**Do this**:
Retype all of the data exactly as given.

**Task input**:
#####

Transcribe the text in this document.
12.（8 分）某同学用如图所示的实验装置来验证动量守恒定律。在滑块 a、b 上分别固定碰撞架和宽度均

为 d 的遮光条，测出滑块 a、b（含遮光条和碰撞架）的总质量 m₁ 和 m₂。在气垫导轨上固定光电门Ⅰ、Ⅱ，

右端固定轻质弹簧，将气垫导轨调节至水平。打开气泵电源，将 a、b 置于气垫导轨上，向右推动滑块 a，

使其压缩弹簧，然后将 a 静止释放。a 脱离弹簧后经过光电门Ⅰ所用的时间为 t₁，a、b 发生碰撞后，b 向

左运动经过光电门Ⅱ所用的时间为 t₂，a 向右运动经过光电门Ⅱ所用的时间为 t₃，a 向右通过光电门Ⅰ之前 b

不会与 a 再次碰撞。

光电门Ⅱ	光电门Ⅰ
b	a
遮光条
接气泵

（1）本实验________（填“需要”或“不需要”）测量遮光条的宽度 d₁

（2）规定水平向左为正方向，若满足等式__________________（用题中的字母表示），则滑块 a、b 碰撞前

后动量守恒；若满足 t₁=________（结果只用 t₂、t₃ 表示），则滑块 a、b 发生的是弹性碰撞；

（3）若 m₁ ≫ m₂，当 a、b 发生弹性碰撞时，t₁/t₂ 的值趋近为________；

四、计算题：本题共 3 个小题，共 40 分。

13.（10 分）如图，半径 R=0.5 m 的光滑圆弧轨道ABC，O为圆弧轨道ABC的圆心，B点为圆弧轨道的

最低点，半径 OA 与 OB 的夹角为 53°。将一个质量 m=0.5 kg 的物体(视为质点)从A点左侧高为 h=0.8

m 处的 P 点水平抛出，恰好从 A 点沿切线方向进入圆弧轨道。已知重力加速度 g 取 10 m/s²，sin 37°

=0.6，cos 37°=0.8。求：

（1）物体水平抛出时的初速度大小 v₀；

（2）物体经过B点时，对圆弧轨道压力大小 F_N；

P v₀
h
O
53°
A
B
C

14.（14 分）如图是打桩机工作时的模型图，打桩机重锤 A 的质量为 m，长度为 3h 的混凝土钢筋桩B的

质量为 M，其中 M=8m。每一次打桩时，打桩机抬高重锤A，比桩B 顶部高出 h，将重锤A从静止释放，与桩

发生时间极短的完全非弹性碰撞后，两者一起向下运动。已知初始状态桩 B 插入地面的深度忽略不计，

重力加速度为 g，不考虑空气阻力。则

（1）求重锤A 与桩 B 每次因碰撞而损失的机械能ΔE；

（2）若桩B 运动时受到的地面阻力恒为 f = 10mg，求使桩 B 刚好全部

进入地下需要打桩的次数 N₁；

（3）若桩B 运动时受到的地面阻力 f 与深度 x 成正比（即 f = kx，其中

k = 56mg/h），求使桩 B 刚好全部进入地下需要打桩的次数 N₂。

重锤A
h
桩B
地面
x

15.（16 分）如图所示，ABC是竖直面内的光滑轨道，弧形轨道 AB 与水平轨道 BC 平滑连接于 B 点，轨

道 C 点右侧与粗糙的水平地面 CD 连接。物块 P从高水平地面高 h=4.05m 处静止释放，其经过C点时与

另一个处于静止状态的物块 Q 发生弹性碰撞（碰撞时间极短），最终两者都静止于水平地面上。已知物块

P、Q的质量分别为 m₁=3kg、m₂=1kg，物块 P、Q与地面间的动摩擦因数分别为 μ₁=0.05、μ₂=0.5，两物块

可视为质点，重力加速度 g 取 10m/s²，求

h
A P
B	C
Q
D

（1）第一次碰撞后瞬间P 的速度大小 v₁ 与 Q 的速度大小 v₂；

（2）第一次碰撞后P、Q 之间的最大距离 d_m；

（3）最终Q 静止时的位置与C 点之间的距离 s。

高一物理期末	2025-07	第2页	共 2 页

#####

**Solution to this task**:
Transcribe the text in this document.
12.（8 分）某同学用如图所示的实验装置来验证动量守恒定律。在滑块 a、b 上分别固定碰撞架和宽度均

为 d 的遮光条，测出滑块 a、b（含遮光条和碰撞架）的总质量 m₁ 和 m₂。在气垫导轨上固定光电门Ⅰ、Ⅱ，

右端固定轻质弹簧，将气垫导轨调节至水平。打开气泵电源，将 a、b 置于气垫导轨上，向右推动滑块 a，

使其压缩弹簧，然后将 a 静止释放。a 脱离弹簧后经过光电门Ⅰ所用的时间为 t₁，a、b 发生碰撞后，b 向

左运动经过光电门Ⅱ所用的时间为 t₂，a 向右运动经过光电门Ⅱ所用的时间为 t₃，a 向右通过光电门Ⅰ之前 b

不会与 a 再次碰撞。

光电门Ⅱ	光电门Ⅰ
b	a
遮光条
接气泵

（1）本实验________（填“需要”或“不需要”）测量遮光条的宽度 d₁

（2）规定水平向左为正方向，若满足等式__________________（用题中的字母表示），则滑块 a、b 碰撞前

后动量守恒；若满足 t₁=________（结果只用 t₂、t₃ 表示），则滑块 a、b 发生的是弹性碰撞；

（3）若 m₁ ≫ m₂，当 a、b 发生弹性碰撞时，t₁/t₂ 的值趋近为________；

四、计算题：本题共 3 个小题，共 40 分。

13.（10 分）如图，半径 R=0.5 m 的光滑圆弧轨道ABC，O为圆弧轨道ABC的圆心，B点为圆弧轨道的

最低点，半径 OA 与 OB 的夹角为 53°。将一个质量 m=0.5 kg 的物体(视为质点)从A点左侧高为 h=0.8

m 处的 P 点水平抛出，恰好从 A 点沿切线方向进入圆弧轨道。已知重力加速度 g 取 10 m/s²，sin 37°

=0.6，cos 37°=0.8。求：

（1）物体水平抛出时的初速度大小 v₀；

（2）物体经过B点时，对圆弧轨道压力大小 F_N；

P v₀
h
O
53°
A
B
C

14.（14 分）如图是打桩机工作时的模型图，打桩机重锤 A 的质量为 m，长度为 3h 的混凝土钢筋桩B的

质量为 M，其中 M=8m。每一次打桩时，打桩机抬高重锤A，比桩B 顶部高出 h，将重锤A从静止释放，与桩

发生时间极短的完全非弹性碰撞后，两者一起向下运动。已知初始状态桩 B 插入地面的深度忽略不计，

重力加速度为 g，不考虑空气阻力。则

（1）求重锤A 与桩 B 每次因碰撞而损失的机械能ΔE；

（2）若桩B 运动时受到的地面阻力恒为 f = 10mg，求使桩 B 刚好全部

进入地下需要打桩的次数 N₁；

（3）若桩B 运动时受到的地面阻力 f 与深度 x 成正比（即 f = kx，其中

k = 56mg/h），求使桩 B 刚好全部进入地下需要打桩的次数 N₂。

重锤A
h
桩B
地面
x

15.（16 分）如图所示，ABC是竖直面内的光滑轨道，弧形轨道 AB 与水平轨道 BC 平滑连接于 B 点，轨

道 C 点右侧与粗糙的水平地面 CD 连接。物块 P从高水平地面高 h=4.05m 处静止释放，其经过C点时与

另一个处于静止状态的物块 Q 发生弹性碰撞（碰撞时间极短），最终两者都静止于水平地面上。已知物块

P、Q的质量分别为 m₁=3kg、m₂=1kg，物块 P、Q与地面间的动摩擦因数分别为 μ₁=0.05、μ₂=0.5，两物块

可视为质点，重力加速度 g 取 10m/s²，求

h
A P
B	C
Q
D

（1）第一次碰撞后瞬间P 的速度大小 v₁ 与 Q 的速度大小 v₂；

（2）第一次碰撞后P、Q 之间的最大距离 d_m；

（3）最终Q 静止时的位置与C 点之间的距离 s。

高一物理期末	2025-07	第2页	共 2 页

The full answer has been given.